[EXERCISE INSTRUCTIONS] Return every entry below exactly as written, minus the pictures.

[DATA SHOWN]
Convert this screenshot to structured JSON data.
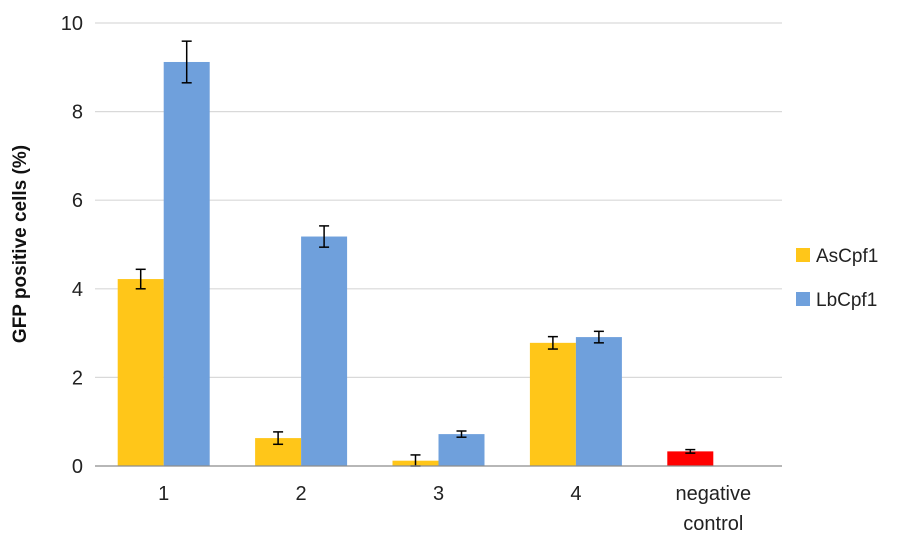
{
  "chart_data": {
    "type": "bar",
    "title": "",
    "xlabel": "",
    "ylabel": "GFP positive cells (%)",
    "ylim": [
      0,
      10
    ],
    "yticks": [
      0,
      2,
      4,
      6,
      8,
      10
    ],
    "grid": true,
    "legend_position": "right",
    "categories": [
      {
        "lines": [
          "1"
        ]
      },
      {
        "lines": [
          "2"
        ]
      },
      {
        "lines": [
          "3"
        ]
      },
      {
        "lines": [
          "4"
        ]
      },
      {
        "lines": [
          "negative",
          "control"
        ]
      }
    ],
    "series": [
      {
        "name": "AsCpf1",
        "color": "#FFC619",
        "values": [
          4.22,
          0.63,
          0.12,
          2.78,
          null
        ],
        "errors": [
          0.22,
          0.14,
          0.13,
          0.14,
          null
        ]
      },
      {
        "name": "LbCpf1",
        "color": "#6FA0DC",
        "values": [
          9.12,
          5.18,
          0.72,
          2.91,
          null
        ],
        "errors": [
          0.47,
          0.24,
          0.07,
          0.13,
          null
        ]
      }
    ],
    "extra_bars": [
      {
        "category_index": 4,
        "value": 0.33,
        "error": 0.04,
        "color": "#FF0000"
      }
    ]
  }
}
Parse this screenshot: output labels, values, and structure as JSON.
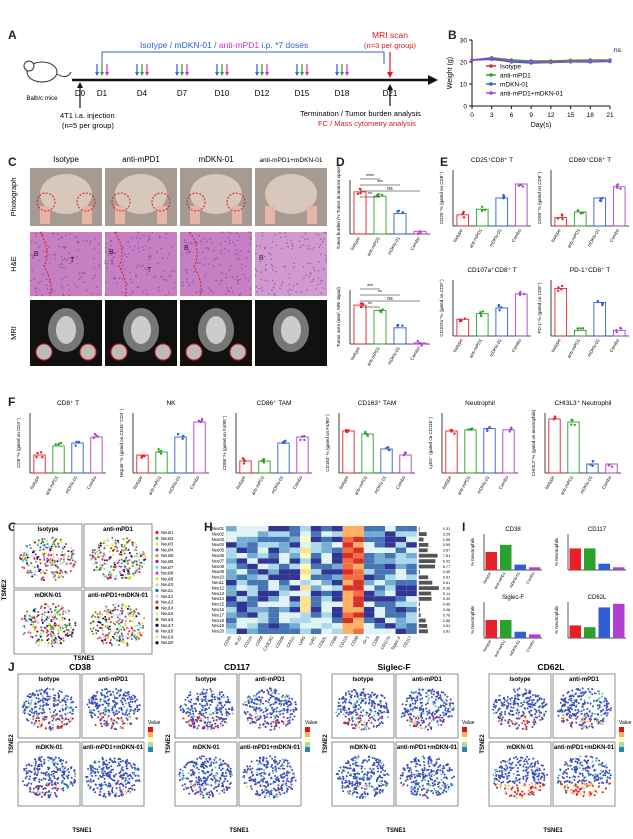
{
  "panel_letters": [
    "A",
    "B",
    "C",
    "D",
    "E",
    "F",
    "G",
    "H",
    "I",
    "J"
  ],
  "colors": {
    "isotype": "#e8202a",
    "antimpd1": "#2aa12c",
    "mdkn": "#2f5fd3",
    "combo": "#b040d0",
    "arrow_iso": "#2f5fd3",
    "arrow_mdkn": "#2aa12c",
    "arrow_pd1": "#d82cc4",
    "red": "#e01a1a"
  },
  "panelA": {
    "mouse_label": "Balb/c mice",
    "treatment_text_1": "Isotype",
    "treatment_text_2": " / mDKN-01 / ",
    "treatment_text_3": "anti-mPD1",
    "treatment_text_4": " i.p. *7 doses",
    "mri_line1": "MRI scan",
    "mri_line2": "(n=3 per group)",
    "days": [
      "D0",
      "D1",
      "D4",
      "D7",
      "D10",
      "D12",
      "D15",
      "D18",
      "D21"
    ],
    "injection_line1": "4T1 i.a. injection",
    "injection_line2": "(n=5 per group)",
    "termination": "Termination / Tumor burden analysis",
    "fc": "FC / Mass cytometry analysis"
  },
  "panelB": {
    "ylabel": "Weight (g)",
    "xlabel": "Day(s)",
    "xticks": [
      "0",
      "3",
      "6",
      "9",
      "12",
      "15",
      "18",
      "21"
    ],
    "yticks": [
      "0",
      "10",
      "20",
      "30"
    ],
    "ns": "ns",
    "legend": [
      "Isotype",
      "anti-mPD1",
      "mDKN-01",
      "anti-mPD1+mDKN-01"
    ]
  },
  "panelC": {
    "headers": [
      "Isotype",
      "anti-mPD1",
      "mDKN-01",
      "anti-mPD1+mDKN-01"
    ],
    "rows": [
      "Photograph",
      "H&E",
      "MRI"
    ],
    "he_labels": [
      "B",
      "T",
      "B",
      "T",
      "B",
      "B"
    ]
  },
  "panelD": {
    "top_ylabel": "Tumor burden (% Tumor in marrow space)",
    "top_sig": [
      "****",
      "***",
      "ns",
      "**"
    ],
    "bottom_ylabel": "Tumor area (mm², MRI signal)",
    "bottom_sig": [
      "***",
      "**",
      "ns",
      "**"
    ],
    "groups": [
      "Isotype",
      "anti-mPD1",
      "mDKN-01",
      "Combo"
    ]
  },
  "panelE": {
    "titles": [
      "CD25⁺CD8⁺ T",
      "CD69⁺CD8⁺ T",
      "CD107a⁺CD8⁺ T",
      "PD-1⁺CD8⁺ T"
    ],
    "ylabels": [
      "CD25⁺% (gated on CD8⁺)",
      "CD69⁺% (gated on CD8⁺)",
      "CD107a⁺% (gated on CD8⁺)",
      "PD-1⁺% (gated on CD8⁺)"
    ]
  },
  "panelF": {
    "titles": [
      "CD8⁺ T",
      "NK",
      "CD86⁺ TAM",
      "CD163⁺ TAM",
      "Neutrophil",
      "CHI3L3⁺ Neutrophil"
    ],
    "ylabels": [
      "CD8⁺% (gated on CD3⁺)",
      "NKp46⁺% (gated on CD45⁺CD3⁻)",
      "CD86⁺% (gated on F4/80⁺)",
      "CD163⁺% (gated on F4/80⁺)",
      "Ly6G⁺ (gated on CD11b⁺)",
      "CHI3L3⁺% (gated on neutrophils)"
    ]
  },
  "panelG": {
    "titles": [
      "Isotype",
      "anti-mPD1",
      "mDKN-01",
      "anti-mPD1+mDKN-01"
    ],
    "xaxis": "TSNE1",
    "yaxis": "TSNE2",
    "clusters": [
      "Neu01",
      "Neu02",
      "Neu03",
      "Neu04",
      "Neu05",
      "Neu06",
      "Neu07",
      "Neu08",
      "Neu09",
      "Neu10",
      "Neu11",
      "Neu12",
      "Neu13",
      "Neu14",
      "Neu15",
      "Neu16",
      "Neu17",
      "Neu18",
      "Neu19",
      "Neu20"
    ]
  },
  "panelH": {
    "rows": [
      "Neu01",
      "Neu02",
      "Neu03",
      "Neu04",
      "Neu05",
      "Neu06",
      "Neu07",
      "Neu08",
      "Neu09",
      "Neu10",
      "Neu11",
      "Neu12",
      "Neu13",
      "Neu14",
      "Neu15",
      "Neu16",
      "Neu17",
      "Neu18",
      "Neu19",
      "Neu20"
    ],
    "cols": [
      "CD45",
      "Ki-67",
      "CD11b",
      "CD68",
      "CX3CR1",
      "CD206",
      "CD11c",
      "Ly6G",
      "Ly6C",
      "CD62L",
      "CD86",
      "CD115",
      "CD38",
      "Gr-1",
      "CD69",
      "CD117a",
      "Siglec-F",
      "CD117"
    ],
    "pct": [
      "0.31",
      "3.29",
      "1.96",
      "3.95",
      "3.67",
      "7.81",
      "6.92",
      "6.77",
      "0.45",
      "3.91",
      "5.61",
      "8.38",
      "5.14",
      "5.30",
      "0.45",
      "0.48",
      "0.76",
      "2.88",
      "3.51",
      "3.81"
    ]
  },
  "panelI": {
    "ylabel": "% Neutrophils",
    "groups": [
      "Isotype",
      "anti-mPD1",
      "mDKN-01",
      "Combo"
    ],
    "charts": [
      {
        "title": "CD38",
        "values": [
          20,
          28,
          6,
          3
        ]
      },
      {
        "title": "CD117",
        "values": [
          24,
          24,
          7,
          3
        ]
      },
      {
        "title": "Siglec-F",
        "values": [
          20,
          20,
          7,
          4
        ]
      },
      {
        "title": "CD62L",
        "values": [
          14,
          12,
          34,
          38
        ]
      }
    ]
  },
  "panelJ": {
    "markers": [
      "CD38",
      "CD117",
      "Siglec-F",
      "CD62L"
    ],
    "titles": [
      "Isotype",
      "anti-mPD1",
      "mDKN-01",
      "anti-mPD1+mDKN-01"
    ],
    "xaxis": "TSNE1",
    "yaxis": "TSNE2",
    "legend": "Value"
  }
}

[RESULT OF THE EXERCISE]
Convert this screenshot to structured JSON data.
{
  "chart_data": {
    "type": "bar",
    "title": "",
    "xlabel": "",
    "ylabel": "GFP positive cells (%)",
    "ylim": [
      0,
      10
    ],
    "yticks": [
      0,
      2,
      4,
      6,
      8,
      10
    ],
    "grid": true,
    "legend_position": "right",
    "categories": [
      {
        "lines": [
          "1"
        ]
      },
      {
        "lines": [
          "2"
        ]
      },
      {
        "lines": [
          "3"
        ]
      },
      {
        "lines": [
          "4"
        ]
      },
      {
        "lines": [
          "negative",
          "control"
        ]
      }
    ],
    "series": [
      {
        "name": "AsCpf1",
        "color": "#FFC619",
        "values": [
          4.22,
          0.63,
          0.12,
          2.78,
          null
        ],
        "errors": [
          0.22,
          0.14,
          0.13,
          0.14,
          null
        ]
      },
      {
        "name": "LbCpf1",
        "color": "#6FA0DC",
        "values": [
          9.12,
          5.18,
          0.72,
          2.91,
          null
        ],
        "errors": [
          0.47,
          0.24,
          0.07,
          0.13,
          null
        ]
      }
    ],
    "extra_bars": [
      {
        "category_index": 4,
        "value": 0.33,
        "error": 0.04,
        "color": "#FF0000"
      }
    ]
  }
}
Parse this screenshot: output labels, values, and structure as JSON.
{
  "panel_letters": [
    "A",
    "B",
    "C",
    "D",
    "E",
    "F",
    "G",
    "H",
    "I",
    "J"
  ],
  "colors": {
    "isotype": "#e8202a",
    "antimpd1": "#2aa12c",
    "mdkn": "#2f5fd3",
    "combo": "#b040d0",
    "arrow_iso": "#2f5fd3",
    "arrow_mdkn": "#2aa12c",
    "arrow_pd1": "#d82cc4",
    "red": "#e01a1a"
  },
  "panelA": {
    "mouse_label": "Balb/c mice",
    "treatment_text_1": "Isotype",
    "treatment_text_2": " / mDKN-01 / ",
    "treatment_text_3": "anti-mPD1",
    "treatment_text_4": " i.p. *7 doses",
    "mri_line1": "MRI scan",
    "mri_line2": "(n=3 per group)",
    "days": [
      "D0",
      "D1",
      "D4",
      "D7",
      "D10",
      "D12",
      "D15",
      "D18",
      "D21"
    ],
    "injection_line1": "4T1 i.a. injection",
    "injection_line2": "(n=5 per group)",
    "termination": "Termination / Tumor burden analysis",
    "fc": "FC / Mass cytometry analysis"
  },
  "panelB": {
    "ylabel": "Weight (g)",
    "xlabel": "Day(s)",
    "xticks": [
      "0",
      "3",
      "6",
      "9",
      "12",
      "15",
      "18",
      "21"
    ],
    "yticks": [
      "0",
      "10",
      "20",
      "30"
    ],
    "ns": "ns",
    "legend": [
      "Isotype",
      "anti-mPD1",
      "mDKN-01",
      "anti-mPD1+mDKN-01"
    ]
  },
  "panelC": {
    "headers": [
      "Isotype",
      "anti-mPD1",
      "mDKN-01",
      "anti-mPD1+mDKN-01"
    ],
    "rows": [
      "Photograph",
      "H&E",
      "MRI"
    ],
    "he_labels": [
      "B",
      "T",
      "B",
      "T",
      "B",
      "B"
    ]
  },
  "panelD": {
    "top_ylabel": "Tumor burden (% Tumor in marrow space)",
    "top_sig": [
      "****",
      "***",
      "ns",
      "**"
    ],
    "bottom_ylabel": "Tumor area (mm², MRI signal)",
    "bottom_sig": [
      "***",
      "**",
      "ns",
      "**"
    ],
    "groups": [
      "Isotype",
      "anti-mPD1",
      "mDKN-01",
      "Combo"
    ]
  },
  "panelE": {
    "titles": [
      "CD25⁺CD8⁺ T",
      "CD69⁺CD8⁺ T",
      "CD107a⁺CD8⁺ T",
      "PD-1⁺CD8⁺ T"
    ],
    "ylabels": [
      "CD25⁺% (gated on CD8⁺)",
      "CD69⁺% (gated on CD8⁺)",
      "CD107a⁺% (gated on CD8⁺)",
      "PD-1⁺% (gated on CD8⁺)"
    ]
  },
  "panelF": {
    "titles": [
      "CD8⁺ T",
      "NK",
      "CD86⁺ TAM",
      "CD163⁺ TAM",
      "Neutrophil",
      "CHI3L3⁺ Neutrophil"
    ],
    "ylabels": [
      "CD8⁺% (gated on CD3⁺)",
      "NKp46⁺% (gated on CD45⁺CD3⁻)",
      "CD86⁺% (gated on F4/80⁺)",
      "CD163⁺% (gated on F4/80⁺)",
      "Ly6G⁺ (gated on CD11b⁺)",
      "CHI3L3⁺% (gated on neutrophils)"
    ]
  },
  "panelG": {
    "titles": [
      "Isotype",
      "anti-mPD1",
      "mDKN-01",
      "anti-mPD1+mDKN-01"
    ],
    "xaxis": "TSNE1",
    "yaxis": "TSNE2",
    "clusters": [
      "Neu01",
      "Neu02",
      "Neu03",
      "Neu04",
      "Neu05",
      "Neu06",
      "Neu07",
      "Neu08",
      "Neu09",
      "Neu10",
      "Neu11",
      "Neu12",
      "Neu13",
      "Neu14",
      "Neu15",
      "Neu16",
      "Neu17",
      "Neu18",
      "Neu19",
      "Neu20"
    ]
  },
  "panelH": {
    "rows": [
      "Neu01",
      "Neu02",
      "Neu03",
      "Neu04",
      "Neu05",
      "Neu06",
      "Neu07",
      "Neu08",
      "Neu09",
      "Neu10",
      "Neu11",
      "Neu12",
      "Neu13",
      "Neu14",
      "Neu15",
      "Neu16",
      "Neu17",
      "Neu18",
      "Neu19",
      "Neu20"
    ],
    "cols": [
      "CD45",
      "Ki-67",
      "CD11b",
      "CD68",
      "CX3CR1",
      "CD206",
      "CD11c",
      "Ly6G",
      "Ly6C",
      "CD62L",
      "CD86",
      "CD115",
      "CD38",
      "Gr-1",
      "CD69",
      "CD117a",
      "Siglec-F",
      "CD117"
    ],
    "pct": [
      "0.31",
      "3.29",
      "1.96",
      "3.95",
      "3.67",
      "7.81",
      "6.92",
      "6.77",
      "0.45",
      "3.91",
      "5.61",
      "8.38",
      "5.14",
      "5.30",
      "0.45",
      "0.48",
      "0.76",
      "2.88",
      "3.51",
      "3.81"
    ]
  },
  "panelI": {
    "ylabel": "% Neutrophils",
    "groups": [
      "Isotype",
      "anti-mPD1",
      "mDKN-01",
      "Combo"
    ],
    "charts": [
      {
        "title": "CD38",
        "values": [
          20,
          28,
          6,
          3
        ]
      },
      {
        "title": "CD117",
        "values": [
          24,
          24,
          7,
          3
        ]
      },
      {
        "title": "Siglec-F",
        "values": [
          20,
          20,
          7,
          4
        ]
      },
      {
        "title": "CD62L",
        "values": [
          14,
          12,
          34,
          38
        ]
      }
    ]
  },
  "panelJ": {
    "markers": [
      "CD38",
      "CD117",
      "Siglec-F",
      "CD62L"
    ],
    "titles": [
      "Isotype",
      "anti-mPD1",
      "mDKN-01",
      "anti-mPD1+mDKN-01"
    ],
    "xaxis": "TSNE1",
    "yaxis": "TSNE2",
    "legend": "Value"
  }
}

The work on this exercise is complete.